§ **WHAT IS REQUIRED**:
For each line of the data below that holds "skin", copy the line.

§ **GIVEN DATA**:
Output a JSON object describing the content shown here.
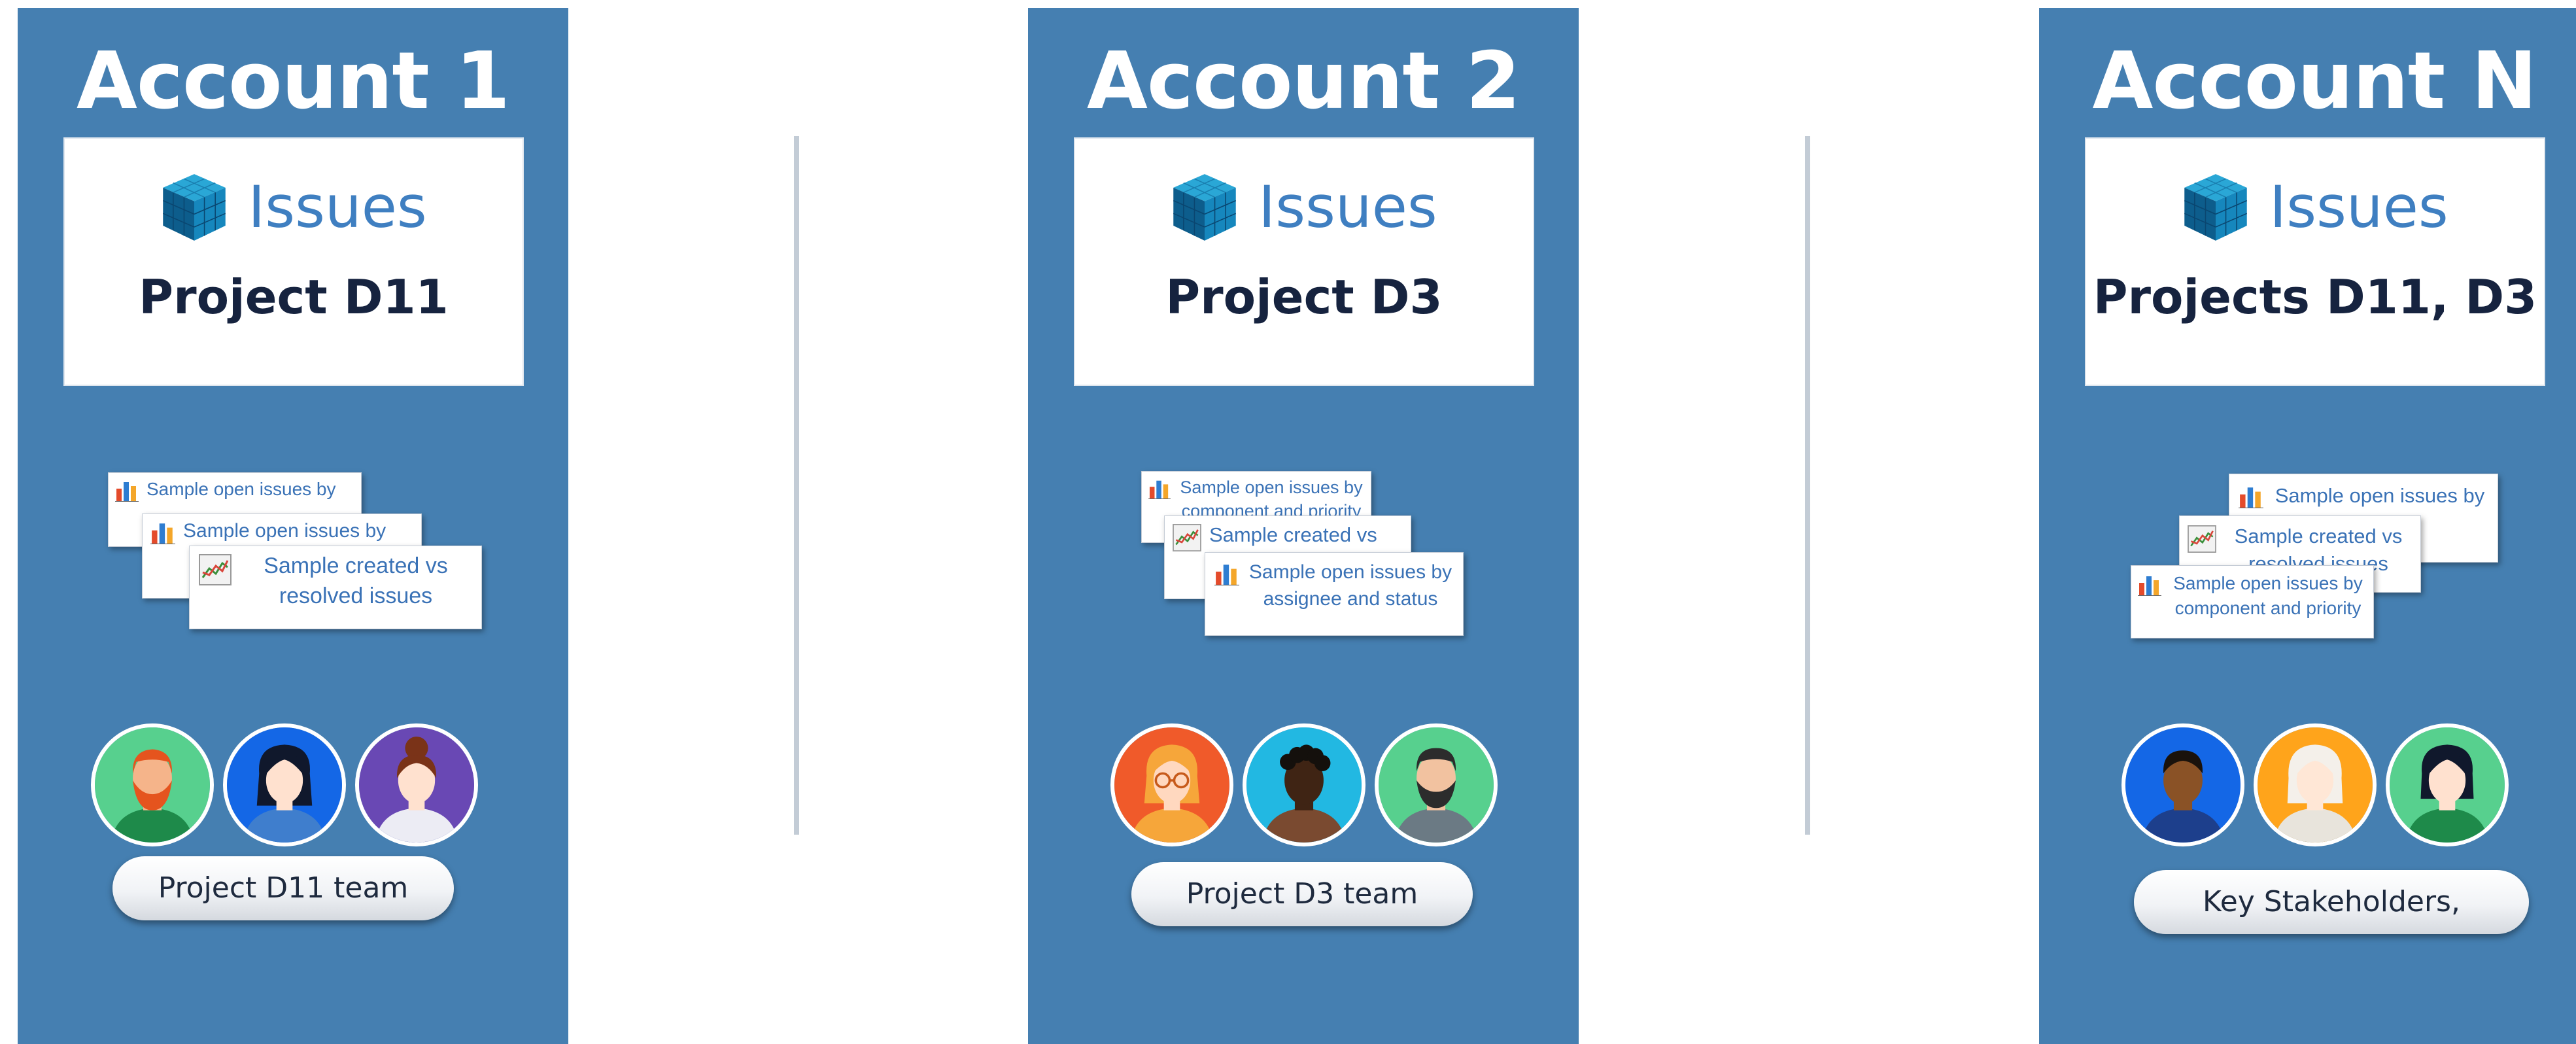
{
  "accounts": [
    {
      "title": "Account 1",
      "issues_label": "Issues",
      "project": "Project D11",
      "gadgets": [
        {
          "text": "Sample open issues by",
          "icon": "bar-chart-icon"
        },
        {
          "text": "Sample open issues by",
          "icon": "bar-chart-icon"
        },
        {
          "text": "Sample created vs resolved issues",
          "icon": "line-chart-icon"
        }
      ],
      "team_label": "Project D11 team",
      "avatars": [
        {
          "name": "avatar-red-bearded-man",
          "bg": "#57d08e",
          "skin": "#f5b48a",
          "hair": "#e5541e",
          "shirt": "#1e8a4a"
        },
        {
          "name": "avatar-dark-haired-woman",
          "bg": "#1467e6",
          "skin": "#ffe1cf",
          "hair": "#10182c",
          "shirt": "#3f7ecd"
        },
        {
          "name": "avatar-bun-haired-woman",
          "bg": "#6948b4",
          "skin": "#ffe1cf",
          "hair": "#7a3318",
          "shirt": "#ececf4"
        }
      ]
    },
    {
      "title": "Account 2",
      "issues_label": "Issues",
      "project": "Project D3",
      "gadgets": [
        {
          "text": "Sample open issues by component and priority",
          "icon": "bar-chart-icon"
        },
        {
          "text": "Sample created vs",
          "icon": "line-chart-icon"
        },
        {
          "text": "Sample open issues by assignee and status",
          "icon": "bar-chart-icon"
        }
      ],
      "team_label": "Project D3 team",
      "avatars": [
        {
          "name": "avatar-woman-glasses",
          "bg": "#f05a2a",
          "skin": "#ffd8bf",
          "hair": "#f6a63a",
          "shirt": "#f6a63a"
        },
        {
          "name": "avatar-curly-haired-man",
          "bg": "#22b8e2",
          "skin": "#3f2414",
          "hair": "#14100c",
          "shirt": "#7a4a30"
        },
        {
          "name": "avatar-bearded-man",
          "bg": "#57d08e",
          "skin": "#f2c2a0",
          "hair": "#2c2c2c",
          "shirt": "#6b7a84"
        }
      ]
    },
    {
      "title": "Account N",
      "issues_label": "Issues",
      "project": "Projects D11, D3",
      "gadgets": [
        {
          "text": "Sample open issues by status",
          "icon": "bar-chart-icon"
        },
        {
          "text": "Sample created vs resolved issues",
          "icon": "line-chart-icon"
        },
        {
          "text": "Sample open issues by component and priority",
          "icon": "bar-chart-icon"
        }
      ],
      "team_label": "Key Stakeholders,",
      "avatars": [
        {
          "name": "avatar-man",
          "bg": "#1467e6",
          "skin": "#8a5226",
          "hair": "#1a120c",
          "shirt": "#1d3f8c"
        },
        {
          "name": "avatar-white-haired-woman",
          "bg": "#ffa41b",
          "skin": "#ffe7d6",
          "hair": "#f4f0ea",
          "shirt": "#e8e4dc"
        },
        {
          "name": "avatar-woman",
          "bg": "#57d08e",
          "skin": "#ffe1cf",
          "hair": "#10182c",
          "shirt": "#1e8a4a"
        }
      ]
    }
  ],
  "colors": {
    "panel": "#457fb1",
    "issues_blue": "#3f7fc1",
    "project_text": "#16233f",
    "divider": "#c3ccd6"
  }
}
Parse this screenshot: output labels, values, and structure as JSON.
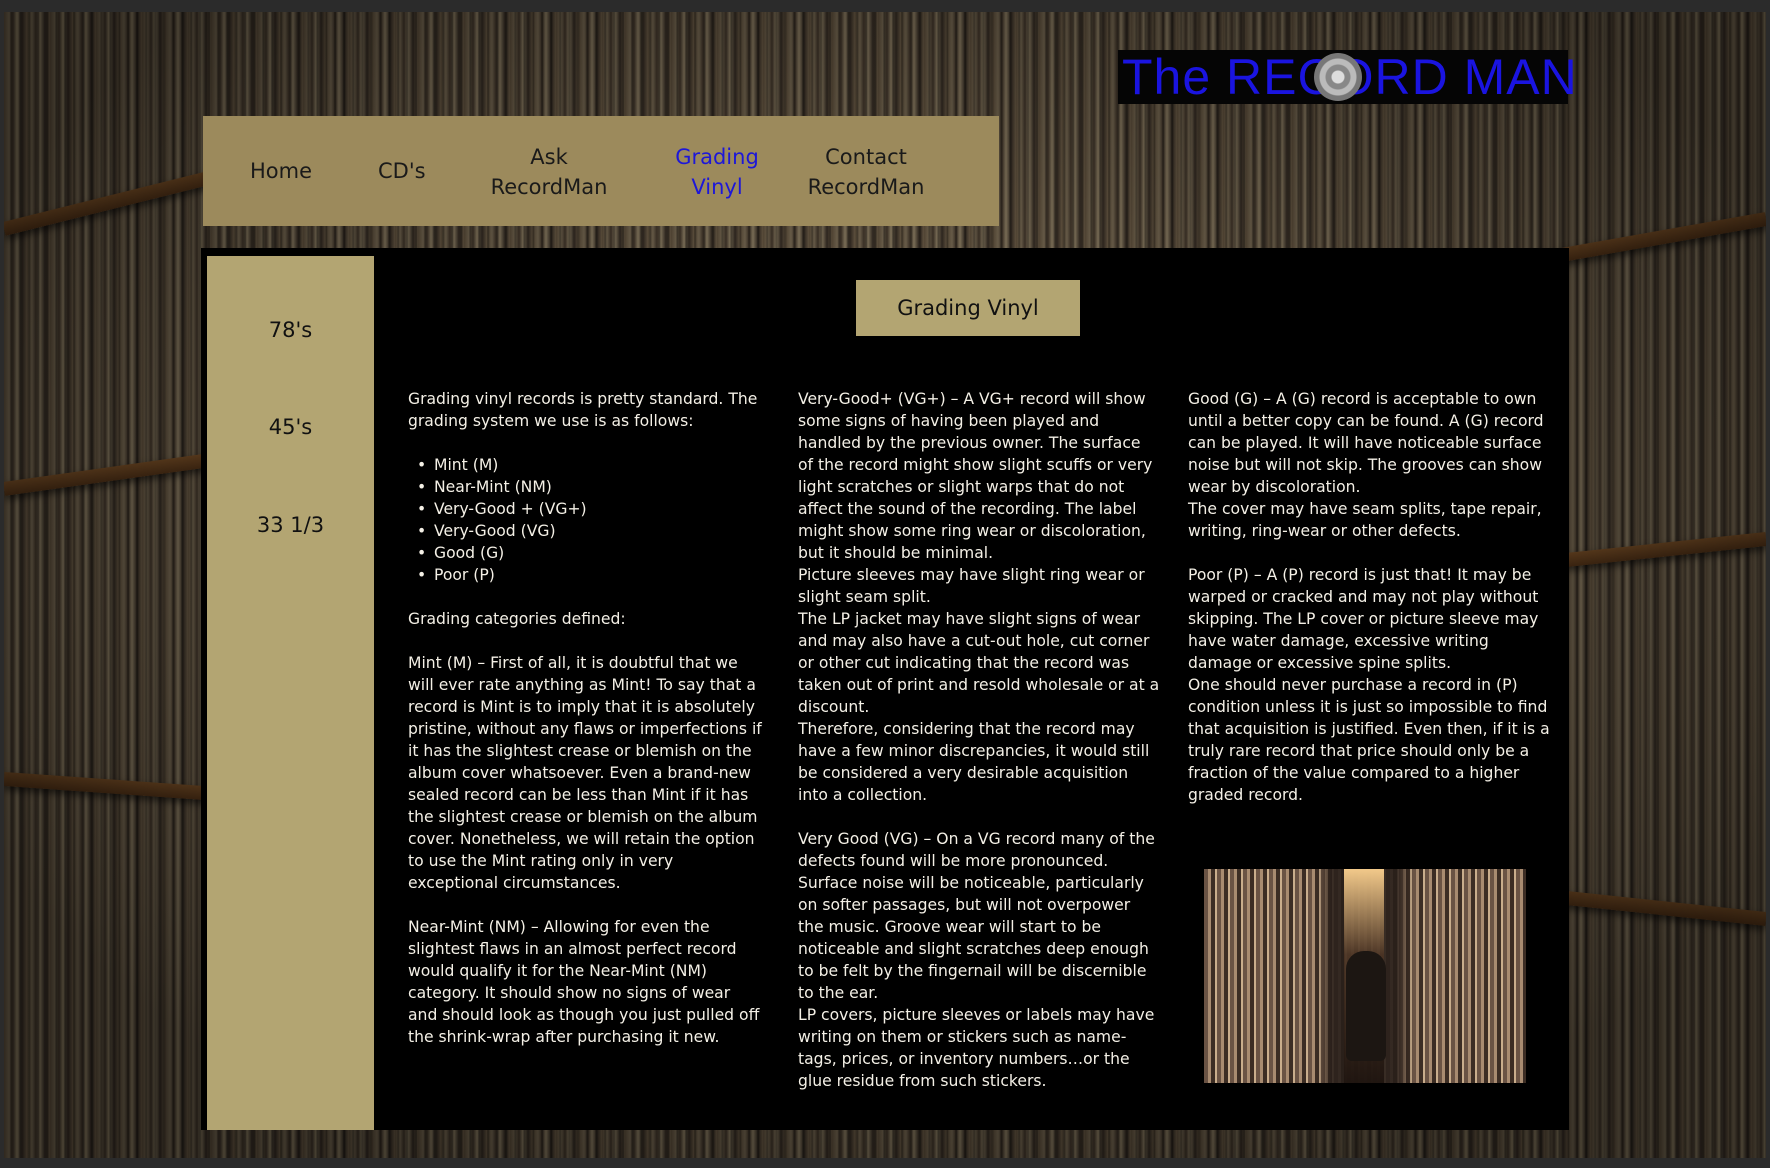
{
  "logo": {
    "text": "The RECORD MAN"
  },
  "nav": {
    "items": [
      {
        "label": "Home"
      },
      {
        "label": "CD's"
      },
      {
        "label_line1": "Ask",
        "label_line2": "RecordMan"
      },
      {
        "label_line1": "Grading",
        "label_line2": "Vinyl"
      },
      {
        "label_line1": "Contact",
        "label_line2": "RecordMan"
      }
    ],
    "active_color": "#1d17d8",
    "background_color": "#9c8a5c"
  },
  "sidebar": {
    "items": [
      "78's",
      "45's",
      "33 1/3"
    ],
    "background_color": "#b3a572"
  },
  "page_title": "Grading Vinyl",
  "col1": {
    "intro": "Grading vinyl records is pretty standard.  The grading system we use is as follows:",
    "grades": [
      "Mint  (M)",
      "Near-Mint (NM)",
      "Very-Good + (VG+)",
      "Very-Good (VG)",
      "Good (G)",
      "Poor (P)"
    ],
    "categories_heading": "Grading categories defined:",
    "mint": "Mint (M) – First of all, it is doubtful that we will ever rate anything as Mint!  To say that a record is Mint is to imply that it is absolutely pristine, without any flaws or imperfections if it has the slightest crease or blemish on the album cover whatsoever.  Even a brand-new sealed record can be less than Mint if it has the slightest crease or blemish on the album cover.  Nonetheless, we will retain the option to use the Mint rating only in very exceptional circumstances.",
    "near_mint": "Near-Mint (NM) – Allowing for even the slightest flaws in an almost perfect record would qualify it for the Near-Mint (NM) category.  It should show no signs of wear and should look as though you just pulled off the shrink-wrap after purchasing it new."
  },
  "col2": {
    "vg_plus": "Very-Good+ (VG+) – A VG+ record will show some signs of having been played and handled by the previous owner.  The surface of the record might show slight scuffs or very light scratches or slight warps that do not affect the sound of the recording.  The label might show some ring wear or discoloration, but it should be minimal.",
    "vg_plus_sleeves": "Picture sleeves may have slight ring wear or slight seam split.",
    "vg_plus_jacket": "The LP jacket may have slight signs of wear and may also have a cut-out hole, cut corner or other cut indicating that the record was taken out of print and resold wholesale or at a discount.",
    "vg_plus_therefore": "Therefore, considering that the record may have a few minor discrepancies, it would still be considered a very desirable acquisition into a collection.",
    "vg": "Very Good (VG) – On a VG record many of the defects found will be more pronounced.  Surface noise will be noticeable, particularly on softer passages, but will not overpower the music.  Groove wear will start to be noticeable and slight scratches deep enough to be felt by the fingernail will be discernible to the ear.",
    "vg_covers": "LP covers, picture sleeves or labels may have writing on them or stickers such as name-tags, prices, or inventory numbers…or the glue residue from such stickers."
  },
  "col3": {
    "good": "Good (G) – A (G) record is acceptable to own until a better copy can be found.  A (G) record can be played.  It will have noticeable surface noise but will not skip.  The grooves can show wear by discoloration.",
    "good_cover": "The cover may have seam splits, tape repair, writing, ring-wear or other defects.",
    "poor": "Poor (P) – A (P) record is just that!  It may be warped or cracked and may not play without skipping.  The LP cover or picture sleeve may have water damage, excessive writing damage or excessive spine splits.",
    "poor_advice": "One should never purchase a record in (P) condition unless it is just so impossible to find that acquisition is justified.  Even then, if it is a truly rare record that price should only be a fraction of the value compared to a higher graded record."
  }
}
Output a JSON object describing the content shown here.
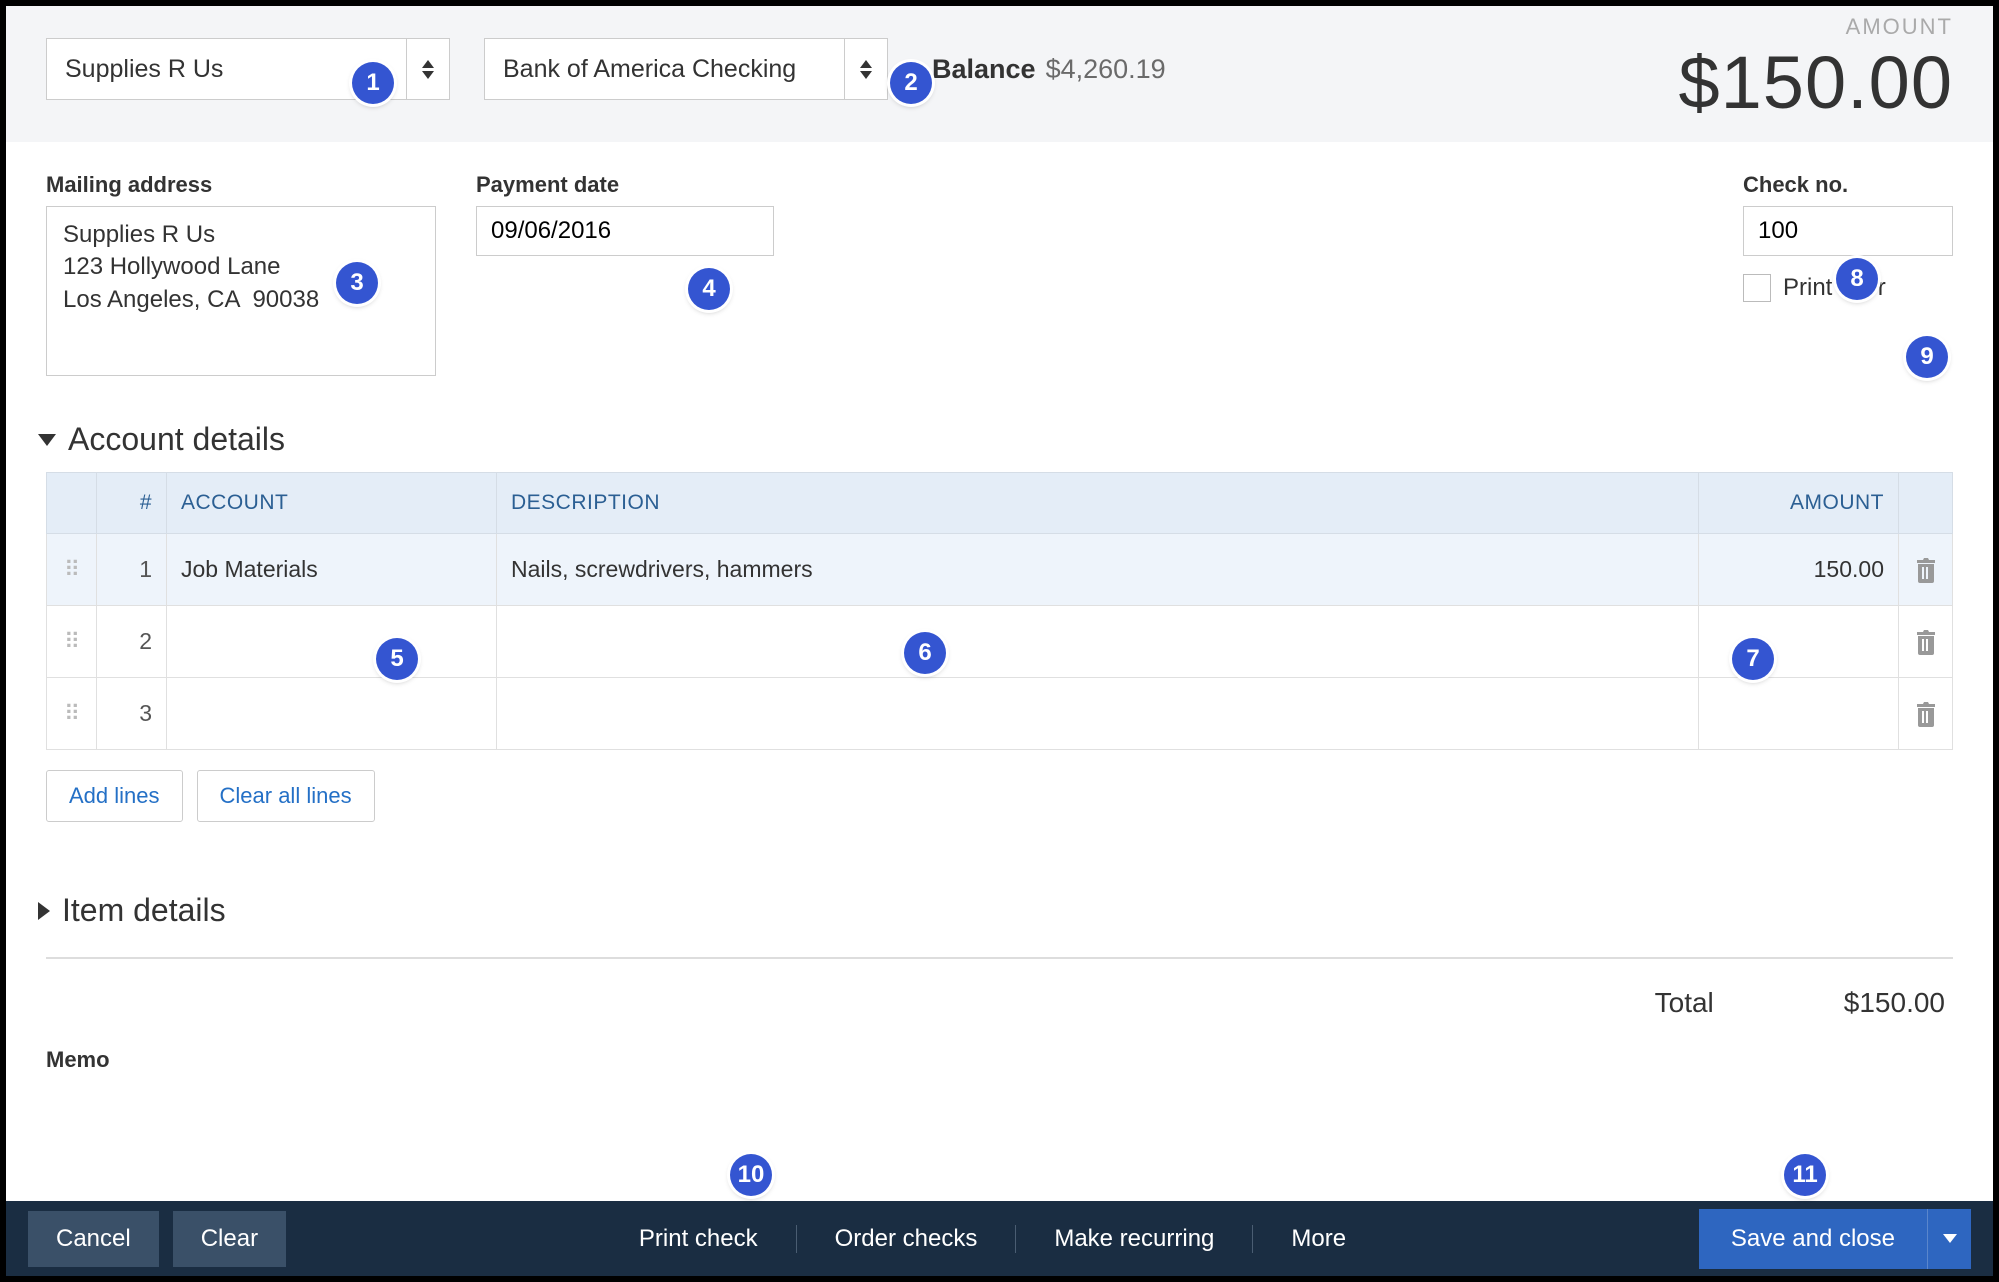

§ **THE OUTPUT**:
          "skin": "#f5b48a",
          "skin": "#ffe1cf",
          "skin": "#ffe1cf",
          "skin": "#ffd8bf",
          "skin": "#3f2414",
          "skin": "#f2c2a0",
          "skin": "#8a5226",
          "skin": "#ffe7d6",
          "skin": "#ffe1cf",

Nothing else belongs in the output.